--- Start Material for the task ---

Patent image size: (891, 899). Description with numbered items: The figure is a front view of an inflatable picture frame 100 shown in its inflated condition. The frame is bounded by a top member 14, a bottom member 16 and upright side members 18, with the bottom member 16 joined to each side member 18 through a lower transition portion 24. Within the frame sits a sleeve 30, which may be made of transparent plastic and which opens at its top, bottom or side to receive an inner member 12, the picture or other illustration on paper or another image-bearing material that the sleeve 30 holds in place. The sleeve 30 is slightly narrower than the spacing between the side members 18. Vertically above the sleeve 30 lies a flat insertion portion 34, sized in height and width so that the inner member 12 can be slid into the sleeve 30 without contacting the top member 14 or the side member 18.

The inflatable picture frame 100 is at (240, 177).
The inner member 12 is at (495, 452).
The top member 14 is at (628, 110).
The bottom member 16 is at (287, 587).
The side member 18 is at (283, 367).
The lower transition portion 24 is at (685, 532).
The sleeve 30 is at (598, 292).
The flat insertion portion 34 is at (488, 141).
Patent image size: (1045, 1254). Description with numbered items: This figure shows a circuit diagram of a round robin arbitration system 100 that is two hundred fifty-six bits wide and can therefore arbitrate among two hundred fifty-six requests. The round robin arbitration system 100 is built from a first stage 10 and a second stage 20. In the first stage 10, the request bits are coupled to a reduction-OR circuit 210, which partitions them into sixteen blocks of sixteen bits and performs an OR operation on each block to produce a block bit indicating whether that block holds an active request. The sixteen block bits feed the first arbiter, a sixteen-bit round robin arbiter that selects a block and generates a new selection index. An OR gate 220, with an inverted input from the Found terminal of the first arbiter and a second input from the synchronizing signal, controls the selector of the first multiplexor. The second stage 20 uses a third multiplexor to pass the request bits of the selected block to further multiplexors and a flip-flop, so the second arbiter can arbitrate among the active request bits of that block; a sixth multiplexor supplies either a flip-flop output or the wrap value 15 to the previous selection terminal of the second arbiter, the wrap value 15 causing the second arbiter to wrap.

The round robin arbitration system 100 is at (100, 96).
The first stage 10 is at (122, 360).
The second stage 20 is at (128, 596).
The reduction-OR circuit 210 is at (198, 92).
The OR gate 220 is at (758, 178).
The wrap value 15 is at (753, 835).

--- End Material for the task ---

» Given exercise
Transcribe every one of the records above word for word, keeping each line in its original order.

» Exercise response
Patent image size: (891, 899). Description with numbered items: The figure is a front view of an inflatable picture frame 100 shown in its inflated condition. The frame is bounded by a top member 14, a bottom member 16 and upright side members 18, with the bottom member 16 joined to each side member 18 through a lower transition portion 24. Within the frame sits a sleeve 30, which may be made of transparent plastic and which opens at its top, bottom or side to receive an inner member 12, the picture or other illustration on paper or another image-bearing material that the sleeve 30 holds in place. The sleeve 30 is slightly narrower than the spacing between the side members 18. Vertically above the sleeve 30 lies a flat insertion portion 34, sized in height and width so that the inner member 12 can be slid into the sleeve 30 without contacting the top member 14 or the side member 18.

The inflatable picture frame 100 is at (240, 177).
The inner member 12 is at (495, 452).
The top member 14 is at (628, 110).
The bottom member 16 is at (287, 587).
The side member 18 is at (283, 367).
The lower transition portion 24 is at (685, 532).
The sleeve 30 is at (598, 292).
The flat insertion portion 34 is at (488, 141).
Patent image size: (1045, 1254). Description with numbered items: This figure shows a circuit diagram of a round robin arbitration system 100 that is two hundred fifty-six bits wide and can therefore arbitrate among two hundred fifty-six requests. The round robin arbitration system 100 is built from a first stage 10 and a second stage 20. In the first stage 10, the request bits are coupled to a reduction-OR circuit 210, which partitions them into sixteen blocks of sixteen bits and performs an OR operation on each block to produce a block bit indicating whether that block holds an active request. The sixteen block bits feed the first arbiter, a sixteen-bit round robin arbiter that selects a block and generates a new selection index. An OR gate 220, with an inverted input from the Found terminal of the first arbiter and a second input from the synchronizing signal, controls the selector of the first multiplexor. The second stage 20 uses a third multiplexor to pass the request bits of the selected block to further multiplexors and a flip-flop, so the second arbiter can arbitrate among the active request bits of that block; a sixth multiplexor supplies either a flip-flop output or the wrap value 15 to the previous selection terminal of the second arbiter, the wrap value 15 causing the second arbiter to wrap.

The round robin arbitration system 100 is at (100, 96).
The first stage 10 is at (122, 360).
The second stage 20 is at (128, 596).
The reduction-OR circuit 210 is at (198, 92).
The OR gate 220 is at (758, 178).
The wrap value 15 is at (753, 835).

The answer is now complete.